Copy out the following lines verbatim.

Records for this task:

-=-=-

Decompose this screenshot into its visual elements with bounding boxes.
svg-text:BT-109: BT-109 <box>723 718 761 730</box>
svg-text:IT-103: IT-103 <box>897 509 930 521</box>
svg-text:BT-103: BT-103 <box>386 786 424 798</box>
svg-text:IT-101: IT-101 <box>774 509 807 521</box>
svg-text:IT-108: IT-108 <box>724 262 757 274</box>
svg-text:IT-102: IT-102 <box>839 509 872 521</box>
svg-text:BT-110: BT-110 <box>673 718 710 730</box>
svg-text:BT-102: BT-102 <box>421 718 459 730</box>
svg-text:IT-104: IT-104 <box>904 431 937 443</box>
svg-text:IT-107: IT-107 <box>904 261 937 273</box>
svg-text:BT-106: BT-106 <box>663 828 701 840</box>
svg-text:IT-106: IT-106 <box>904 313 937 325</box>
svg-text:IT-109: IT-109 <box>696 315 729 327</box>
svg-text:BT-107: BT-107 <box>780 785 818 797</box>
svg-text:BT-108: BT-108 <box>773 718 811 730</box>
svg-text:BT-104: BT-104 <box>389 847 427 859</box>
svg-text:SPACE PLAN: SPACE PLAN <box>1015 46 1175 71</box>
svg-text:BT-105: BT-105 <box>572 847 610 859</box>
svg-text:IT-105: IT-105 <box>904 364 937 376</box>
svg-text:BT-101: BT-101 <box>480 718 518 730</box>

-=-=-

Response to this exercise:
Decompose this screenshot into its visual elements with bounding boxes.
svg-text:BT-109: BT-109 <box>723 718 761 730</box>
svg-text:IT-103: IT-103 <box>897 509 930 521</box>
svg-text:BT-103: BT-103 <box>386 786 424 798</box>
svg-text:IT-101: IT-101 <box>774 509 807 521</box>
svg-text:IT-108: IT-108 <box>724 262 757 274</box>
svg-text:IT-102: IT-102 <box>839 509 872 521</box>
svg-text:BT-110: BT-110 <box>673 718 710 730</box>
svg-text:BT-102: BT-102 <box>421 718 459 730</box>
svg-text:IT-104: IT-104 <box>904 431 937 443</box>
svg-text:IT-107: IT-107 <box>904 261 937 273</box>
svg-text:BT-106: BT-106 <box>663 828 701 840</box>
svg-text:IT-106: IT-106 <box>904 313 937 325</box>
svg-text:IT-109: IT-109 <box>696 315 729 327</box>
svg-text:BT-107: BT-107 <box>780 785 818 797</box>
svg-text:BT-108: BT-108 <box>773 718 811 730</box>
svg-text:BT-104: BT-104 <box>389 847 427 859</box>
svg-text:SPACE PLAN: SPACE PLAN <box>1015 46 1175 71</box>
svg-text:BT-105: BT-105 <box>572 847 610 859</box>
svg-text:IT-105: IT-105 <box>904 364 937 376</box>
svg-text:BT-101: BT-101 <box>480 718 518 730</box>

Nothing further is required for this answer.